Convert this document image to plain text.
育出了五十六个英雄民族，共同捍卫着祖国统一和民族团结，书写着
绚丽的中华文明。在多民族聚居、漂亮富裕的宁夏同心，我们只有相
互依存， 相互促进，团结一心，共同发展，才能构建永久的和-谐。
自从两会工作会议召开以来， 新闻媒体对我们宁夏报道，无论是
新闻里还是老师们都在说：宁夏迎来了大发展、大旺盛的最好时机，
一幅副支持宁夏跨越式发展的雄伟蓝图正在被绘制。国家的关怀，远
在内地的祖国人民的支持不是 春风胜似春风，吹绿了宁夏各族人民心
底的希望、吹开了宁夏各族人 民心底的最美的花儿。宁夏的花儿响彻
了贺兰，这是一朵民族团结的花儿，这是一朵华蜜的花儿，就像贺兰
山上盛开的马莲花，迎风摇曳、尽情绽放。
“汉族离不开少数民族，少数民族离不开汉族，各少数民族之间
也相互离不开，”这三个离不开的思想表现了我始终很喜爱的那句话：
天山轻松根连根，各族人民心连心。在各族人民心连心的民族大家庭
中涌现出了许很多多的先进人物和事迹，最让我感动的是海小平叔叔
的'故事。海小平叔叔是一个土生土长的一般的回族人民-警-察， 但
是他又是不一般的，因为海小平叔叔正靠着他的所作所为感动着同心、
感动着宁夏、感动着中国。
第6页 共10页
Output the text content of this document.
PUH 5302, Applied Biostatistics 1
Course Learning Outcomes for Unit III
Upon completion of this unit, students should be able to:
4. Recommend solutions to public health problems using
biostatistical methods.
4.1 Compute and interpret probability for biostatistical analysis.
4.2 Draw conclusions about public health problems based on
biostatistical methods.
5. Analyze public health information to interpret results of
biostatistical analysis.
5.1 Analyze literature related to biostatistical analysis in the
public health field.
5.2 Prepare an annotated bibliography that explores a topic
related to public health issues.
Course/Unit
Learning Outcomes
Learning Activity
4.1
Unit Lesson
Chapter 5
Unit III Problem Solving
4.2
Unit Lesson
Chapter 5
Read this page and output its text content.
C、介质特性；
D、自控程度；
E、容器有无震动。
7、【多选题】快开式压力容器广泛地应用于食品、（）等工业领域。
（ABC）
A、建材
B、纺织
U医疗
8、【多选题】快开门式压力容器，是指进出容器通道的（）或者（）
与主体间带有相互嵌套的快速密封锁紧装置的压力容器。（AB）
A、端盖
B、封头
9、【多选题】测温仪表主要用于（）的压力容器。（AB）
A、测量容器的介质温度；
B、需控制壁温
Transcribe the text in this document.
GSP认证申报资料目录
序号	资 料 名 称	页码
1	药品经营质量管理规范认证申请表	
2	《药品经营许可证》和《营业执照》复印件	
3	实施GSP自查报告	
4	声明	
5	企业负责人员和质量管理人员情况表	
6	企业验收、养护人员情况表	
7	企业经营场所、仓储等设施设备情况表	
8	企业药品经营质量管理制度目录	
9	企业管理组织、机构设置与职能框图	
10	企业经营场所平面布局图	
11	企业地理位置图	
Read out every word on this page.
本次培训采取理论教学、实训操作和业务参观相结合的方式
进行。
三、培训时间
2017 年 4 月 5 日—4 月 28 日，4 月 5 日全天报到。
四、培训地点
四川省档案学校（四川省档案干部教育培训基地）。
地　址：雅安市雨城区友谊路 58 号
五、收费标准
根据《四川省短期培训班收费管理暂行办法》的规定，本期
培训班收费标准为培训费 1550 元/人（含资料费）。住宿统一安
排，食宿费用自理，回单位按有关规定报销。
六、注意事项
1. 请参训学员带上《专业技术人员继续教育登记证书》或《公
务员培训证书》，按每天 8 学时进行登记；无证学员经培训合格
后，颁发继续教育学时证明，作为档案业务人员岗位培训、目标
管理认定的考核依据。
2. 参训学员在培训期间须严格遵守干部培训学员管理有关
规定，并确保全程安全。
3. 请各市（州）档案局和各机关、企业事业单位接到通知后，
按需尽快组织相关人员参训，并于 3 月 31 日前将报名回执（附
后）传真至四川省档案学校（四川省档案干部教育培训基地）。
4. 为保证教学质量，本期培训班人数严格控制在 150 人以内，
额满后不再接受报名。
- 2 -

■ THE REQUEST ■
Print all of the data exactly as it was given.

■ CORRECT ANSWER ■
Convert this document image to plain text.
育出了五十六个英雄民族，共同捍卫着祖国统一和民族团结，书写着
绚丽的中华文明。在多民族聚居、漂亮富裕的宁夏同心，我们只有相
互依存， 相互促进，团结一心，共同发展，才能构建永久的和-谐。
自从两会工作会议召开以来， 新闻媒体对我们宁夏报道，无论是
新闻里还是老师们都在说：宁夏迎来了大发展、大旺盛的最好时机，
一幅副支持宁夏跨越式发展的雄伟蓝图正在被绘制。国家的关怀，远
在内地的祖国人民的支持不是 春风胜似春风，吹绿了宁夏各族人民心
底的希望、吹开了宁夏各族人 民心底的最美的花儿。宁夏的花儿响彻
了贺兰，这是一朵民族团结的花儿，这是一朵华蜜的花儿，就像贺兰
山上盛开的马莲花，迎风摇曳、尽情绽放。
“汉族离不开少数民族，少数民族离不开汉族，各少数民族之间
也相互离不开，”这三个离不开的思想表现了我始终很喜爱的那句话：
天山轻松根连根，各族人民心连心。在各族人民心连心的民族大家庭
中涌现出了许很多多的先进人物和事迹，最让我感动的是海小平叔叔
的'故事。海小平叔叔是一个土生土长的一般的回族人民-警-察， 但
是他又是不一般的，因为海小平叔叔正靠着他的所作所为感动着同心、
感动着宁夏、感动着中国。
第6页 共10页
Output the text content of this document.
PUH 5302, Applied Biostatistics 1
Course Learning Outcomes for Unit III
Upon completion of this unit, students should be able to:
4. Recommend solutions to public health problems using
biostatistical methods.
4.1 Compute and interpret probability for biostatistical analysis.
4.2 Draw conclusions about public health problems based on
biostatistical methods.
5. Analyze public health information to interpret results of
biostatistical analysis.
5.1 Analyze literature related to biostatistical analysis in the
public health field.
5.2 Prepare an annotated bibliography that explores a topic
related to public health issues.
Course/Unit
Learning Outcomes
Learning Activity
4.1
Unit Lesson
Chapter 5
Unit III Problem Solving
4.2
Unit Lesson
Chapter 5
Read this page and output its text content.
C、介质特性；
D、自控程度；
E、容器有无震动。
7、【多选题】快开式压力容器广泛地应用于食品、（）等工业领域。
（ABC）
A、建材
B、纺织
U医疗
8、【多选题】快开门式压力容器，是指进出容器通道的（）或者（）
与主体间带有相互嵌套的快速密封锁紧装置的压力容器。（AB）
A、端盖
B、封头
9、【多选题】测温仪表主要用于（）的压力容器。（AB）
A、测量容器的介质温度；
B、需控制壁温
Transcribe the text in this document.
GSP认证申报资料目录
序号	资 料 名 称	页码
1	药品经营质量管理规范认证申请表	
2	《药品经营许可证》和《营业执照》复印件	
3	实施GSP自查报告	
4	声明	
5	企业负责人员和质量管理人员情况表	
6	企业验收、养护人员情况表	
7	企业经营场所、仓储等设施设备情况表	
8	企业药品经营质量管理制度目录	
9	企业管理组织、机构设置与职能框图	
10	企业经营场所平面布局图	
11	企业地理位置图	
Read out every word on this page.
本次培训采取理论教学、实训操作和业务参观相结合的方式
进行。
三、培训时间
2017 年 4 月 5 日—4 月 28 日，4 月 5 日全天报到。
四、培训地点
四川省档案学校（四川省档案干部教育培训基地）。
地　址：雅安市雨城区友谊路 58 号
五、收费标准
根据《四川省短期培训班收费管理暂行办法》的规定，本期
培训班收费标准为培训费 1550 元/人（含资料费）。住宿统一安
排，食宿费用自理，回单位按有关规定报销。
六、注意事项
1. 请参训学员带上《专业技术人员继续教育登记证书》或《公
务员培训证书》，按每天 8 学时进行登记；无证学员经培训合格
后，颁发继续教育学时证明，作为档案业务人员岗位培训、目标
管理认定的考核依据。
2. 参训学员在培训期间须严格遵守干部培训学员管理有关
规定，并确保全程安全。
3. 请各市（州）档案局和各机关、企业事业单位接到通知后，
按需尽快组织相关人员参训，并于 3 月 31 日前将报名回执（附
后）传真至四川省档案学校（四川省档案干部教育培训基地）。
4. 为保证教学质量，本期培训班人数严格控制在 150 人以内，
额满后不再接受报名。
- 2 -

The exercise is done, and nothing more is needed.